Output the lines that follow exactly as they are.

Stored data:

+ + + + +

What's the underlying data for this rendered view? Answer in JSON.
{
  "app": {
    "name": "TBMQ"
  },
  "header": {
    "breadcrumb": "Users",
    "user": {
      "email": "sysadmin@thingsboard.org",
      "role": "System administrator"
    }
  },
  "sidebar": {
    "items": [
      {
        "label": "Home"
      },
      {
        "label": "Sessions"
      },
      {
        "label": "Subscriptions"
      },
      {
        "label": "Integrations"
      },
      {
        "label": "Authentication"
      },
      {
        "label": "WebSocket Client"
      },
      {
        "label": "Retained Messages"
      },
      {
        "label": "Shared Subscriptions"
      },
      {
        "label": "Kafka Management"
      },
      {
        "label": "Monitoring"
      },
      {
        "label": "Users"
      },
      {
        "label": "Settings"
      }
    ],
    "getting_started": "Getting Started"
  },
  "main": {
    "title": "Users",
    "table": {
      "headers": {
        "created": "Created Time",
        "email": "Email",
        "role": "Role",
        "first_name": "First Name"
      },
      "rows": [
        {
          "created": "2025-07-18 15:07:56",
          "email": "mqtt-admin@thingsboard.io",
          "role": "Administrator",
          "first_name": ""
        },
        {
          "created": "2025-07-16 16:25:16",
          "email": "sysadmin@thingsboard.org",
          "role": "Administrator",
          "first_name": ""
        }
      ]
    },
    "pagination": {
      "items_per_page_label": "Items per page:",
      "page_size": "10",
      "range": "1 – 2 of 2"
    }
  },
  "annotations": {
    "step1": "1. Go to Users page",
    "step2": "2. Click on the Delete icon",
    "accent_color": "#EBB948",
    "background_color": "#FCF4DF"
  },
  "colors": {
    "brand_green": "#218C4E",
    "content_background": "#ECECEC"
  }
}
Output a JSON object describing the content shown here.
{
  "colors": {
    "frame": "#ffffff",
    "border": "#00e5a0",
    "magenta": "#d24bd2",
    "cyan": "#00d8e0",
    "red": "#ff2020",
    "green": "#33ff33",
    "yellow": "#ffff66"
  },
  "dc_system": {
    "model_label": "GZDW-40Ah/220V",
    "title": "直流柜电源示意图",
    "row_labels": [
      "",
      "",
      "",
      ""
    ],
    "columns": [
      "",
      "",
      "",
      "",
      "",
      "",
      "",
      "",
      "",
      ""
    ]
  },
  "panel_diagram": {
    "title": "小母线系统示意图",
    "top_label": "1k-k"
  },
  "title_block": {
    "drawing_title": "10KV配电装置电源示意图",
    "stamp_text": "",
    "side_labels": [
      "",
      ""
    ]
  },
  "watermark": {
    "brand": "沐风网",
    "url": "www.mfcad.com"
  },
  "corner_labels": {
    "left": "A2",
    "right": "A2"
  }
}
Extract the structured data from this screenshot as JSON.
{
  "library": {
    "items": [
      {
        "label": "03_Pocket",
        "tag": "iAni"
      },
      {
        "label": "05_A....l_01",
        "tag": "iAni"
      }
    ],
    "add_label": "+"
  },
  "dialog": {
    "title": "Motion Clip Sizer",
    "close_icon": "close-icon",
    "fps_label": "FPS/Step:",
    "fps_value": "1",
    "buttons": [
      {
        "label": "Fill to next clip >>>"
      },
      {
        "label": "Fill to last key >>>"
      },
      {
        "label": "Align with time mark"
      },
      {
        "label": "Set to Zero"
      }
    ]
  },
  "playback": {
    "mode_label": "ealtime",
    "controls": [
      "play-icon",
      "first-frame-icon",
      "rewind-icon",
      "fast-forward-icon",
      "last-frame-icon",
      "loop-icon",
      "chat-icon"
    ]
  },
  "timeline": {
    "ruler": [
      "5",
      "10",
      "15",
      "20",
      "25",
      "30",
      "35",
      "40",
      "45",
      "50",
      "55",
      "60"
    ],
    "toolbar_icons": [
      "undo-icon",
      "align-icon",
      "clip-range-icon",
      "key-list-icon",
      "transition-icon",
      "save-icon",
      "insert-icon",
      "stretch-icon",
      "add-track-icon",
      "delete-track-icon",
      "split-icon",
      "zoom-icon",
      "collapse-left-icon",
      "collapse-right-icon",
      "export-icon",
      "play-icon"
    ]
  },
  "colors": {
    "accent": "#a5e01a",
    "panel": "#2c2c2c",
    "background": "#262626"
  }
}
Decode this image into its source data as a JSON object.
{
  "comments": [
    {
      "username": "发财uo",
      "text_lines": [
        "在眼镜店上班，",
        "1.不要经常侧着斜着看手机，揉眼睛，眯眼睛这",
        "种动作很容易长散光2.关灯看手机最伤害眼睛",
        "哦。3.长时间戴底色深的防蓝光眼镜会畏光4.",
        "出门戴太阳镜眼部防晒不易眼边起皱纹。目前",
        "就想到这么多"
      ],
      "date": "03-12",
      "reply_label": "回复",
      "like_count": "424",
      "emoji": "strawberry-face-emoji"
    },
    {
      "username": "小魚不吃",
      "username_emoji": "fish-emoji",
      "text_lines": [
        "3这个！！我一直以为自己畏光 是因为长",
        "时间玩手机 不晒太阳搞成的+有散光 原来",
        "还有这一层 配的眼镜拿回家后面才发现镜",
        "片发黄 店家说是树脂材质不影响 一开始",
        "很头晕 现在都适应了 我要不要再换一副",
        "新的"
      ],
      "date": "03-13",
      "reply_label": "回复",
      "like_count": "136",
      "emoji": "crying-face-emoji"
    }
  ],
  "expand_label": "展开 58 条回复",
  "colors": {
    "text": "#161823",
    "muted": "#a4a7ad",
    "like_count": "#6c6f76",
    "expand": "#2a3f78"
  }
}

+ + + + +

**RESULT BELOW**.
What's the underlying data for this rendered view? Answer in JSON.
{
  "app": {
    "name": "TBMQ"
  },
  "header": {
    "breadcrumb": "Users",
    "user": {
      "email": "sysadmin@thingsboard.org",
      "role": "System administrator"
    }
  },
  "sidebar": {
    "items": [
      {
        "label": "Home"
      },
      {
        "label": "Sessions"
      },
      {
        "label": "Subscriptions"
      },
      {
        "label": "Integrations"
      },
      {
        "label": "Authentication"
      },
      {
        "label": "WebSocket Client"
      },
      {
        "label": "Retained Messages"
      },
      {
        "label": "Shared Subscriptions"
      },
      {
        "label": "Kafka Management"
      },
      {
        "label": "Monitoring"
      },
      {
        "label": "Users"
      },
      {
        "label": "Settings"
      }
    ],
    "getting_started": "Getting Started"
  },
  "main": {
    "title": "Users",
    "table": {
      "headers": {
        "created": "Created Time",
        "email": "Email",
        "role": "Role",
        "first_name": "First Name"
      },
      "rows": [
        {
          "created": "2025-07-18 15:07:56",
          "email": "mqtt-admin@thingsboard.io",
          "role": "Administrator",
          "first_name": ""
        },
        {
          "created": "2025-07-16 16:25:16",
          "email": "sysadmin@thingsboard.org",
          "role": "Administrator",
          "first_name": ""
        }
      ]
    },
    "pagination": {
      "items_per_page_label": "Items per page:",
      "page_size": "10",
      "range": "1 – 2 of 2"
    }
  },
  "annotations": {
    "step1": "1. Go to Users page",
    "step2": "2. Click on the Delete icon",
    "accent_color": "#EBB948",
    "background_color": "#FCF4DF"
  },
  "colors": {
    "brand_green": "#218C4E",
    "content_background": "#ECECEC"
  }
}
Output a JSON object describing the content shown here.
{
  "colors": {
    "frame": "#ffffff",
    "border": "#00e5a0",
    "magenta": "#d24bd2",
    "cyan": "#00d8e0",
    "red": "#ff2020",
    "green": "#33ff33",
    "yellow": "#ffff66"
  },
  "dc_system": {
    "model_label": "GZDW-40Ah/220V",
    "title": "直流柜电源示意图",
    "row_labels": [
      "",
      "",
      "",
      ""
    ],
    "columns": [
      "",
      "",
      "",
      "",
      "",
      "",
      "",
      "",
      "",
      ""
    ]
  },
  "panel_diagram": {
    "title": "小母线系统示意图",
    "top_label": "1k-k"
  },
  "title_block": {
    "drawing_title": "10KV配电装置电源示意图",
    "stamp_text": "",
    "side_labels": [
      "",
      ""
    ]
  },
  "watermark": {
    "brand": "沐风网",
    "url": "www.mfcad.com"
  },
  "corner_labels": {
    "left": "A2",
    "right": "A2"
  }
}
Extract the structured data from this screenshot as JSON.
{
  "library": {
    "items": [
      {
        "label": "03_Pocket",
        "tag": "iAni"
      },
      {
        "label": "05_A....l_01",
        "tag": "iAni"
      }
    ],
    "add_label": "+"
  },
  "dialog": {
    "title": "Motion Clip Sizer",
    "close_icon": "close-icon",
    "fps_label": "FPS/Step:",
    "fps_value": "1",
    "buttons": [
      {
        "label": "Fill to next clip >>>"
      },
      {
        "label": "Fill to last key >>>"
      },
      {
        "label": "Align with time mark"
      },
      {
        "label": "Set to Zero"
      }
    ]
  },
  "playback": {
    "mode_label": "ealtime",
    "controls": [
      "play-icon",
      "first-frame-icon",
      "rewind-icon",
      "fast-forward-icon",
      "last-frame-icon",
      "loop-icon",
      "chat-icon"
    ]
  },
  "timeline": {
    "ruler": [
      "5",
      "10",
      "15",
      "20",
      "25",
      "30",
      "35",
      "40",
      "45",
      "50",
      "55",
      "60"
    ],
    "toolbar_icons": [
      "undo-icon",
      "align-icon",
      "clip-range-icon",
      "key-list-icon",
      "transition-icon",
      "save-icon",
      "insert-icon",
      "stretch-icon",
      "add-track-icon",
      "delete-track-icon",
      "split-icon",
      "zoom-icon",
      "collapse-left-icon",
      "collapse-right-icon",
      "export-icon",
      "play-icon"
    ]
  },
  "colors": {
    "accent": "#a5e01a",
    "panel": "#2c2c2c",
    "background": "#262626"
  }
}
Decode this image into its source data as a JSON object.
{
  "comments": [
    {
      "username": "发财uo",
      "text_lines": [
        "在眼镜店上班，",
        "1.不要经常侧着斜着看手机，揉眼睛，眯眼睛这",
        "种动作很容易长散光2.关灯看手机最伤害眼睛",
        "哦。3.长时间戴底色深的防蓝光眼镜会畏光4.",
        "出门戴太阳镜眼部防晒不易眼边起皱纹。目前",
        "就想到这么多"
      ],
      "date": "03-12",
      "reply_label": "回复",
      "like_count": "424",
      "emoji": "strawberry-face-emoji"
    },
    {
      "username": "小魚不吃",
      "username_emoji": "fish-emoji",
      "text_lines": [
        "3这个！！我一直以为自己畏光 是因为长",
        "时间玩手机 不晒太阳搞成的+有散光 原来",
        "还有这一层 配的眼镜拿回家后面才发现镜",
        "片发黄 店家说是树脂材质不影响 一开始",
        "很头晕 现在都适应了 我要不要再换一副",
        "新的"
      ],
      "date": "03-13",
      "reply_label": "回复",
      "like_count": "136",
      "emoji": "crying-face-emoji"
    }
  ],
  "expand_label": "展开 58 条回复",
  "colors": {
    "text": "#161823",
    "muted": "#a4a7ad",
    "like_count": "#6c6f76",
    "expand": "#2a3f78"
  }
}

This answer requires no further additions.